— INFORMATION SHOWN —
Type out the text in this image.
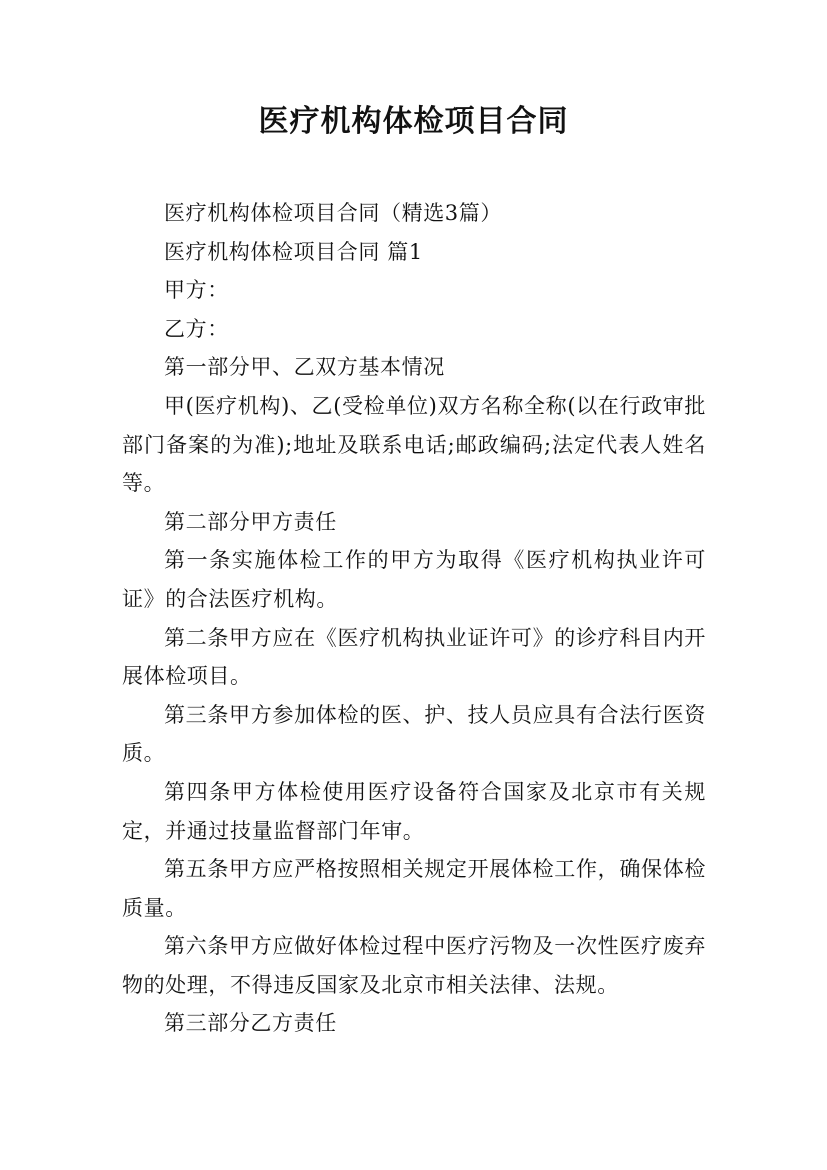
医疗机构体检项目合同

医疗机构体检项目合同（精选3篇）

医疗机构体检项目合同 篇1

甲方：

乙方：

第一部分甲、乙双方基本情况

甲(医疗机构)、乙(受检单位)双方名称全称(以在行政审批部门备案的为准);地址及联系电话;邮政编码;法定代表人姓名等。

第二部分甲方责任

第一条实施体检工作的甲方为取得《医疗机构执业许可证》的合法医疗机构。

第二条甲方应在《医疗机构执业证许可》的诊疗科目内开展体检项目。

第三条甲方参加体检的医、护、技人员应具有合法行医资质。

第四条甲方体检使用医疗设备符合国家及北京市有关规定，并通过技量监督部门年审。

第五条甲方应严格按照相关规定开展体检工作，确保体检质量。

第六条甲方应做好体检过程中医疗污物及一次性医疗废弃物的处理，不得违反国家及北京市相关法律、法规。

第三部分乙方责任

— PROBLEM DESCRIPTION —
Tally the lines above containing "医疗机构体检项目合同". Answer with the count only.

— TASK ANSWER —
3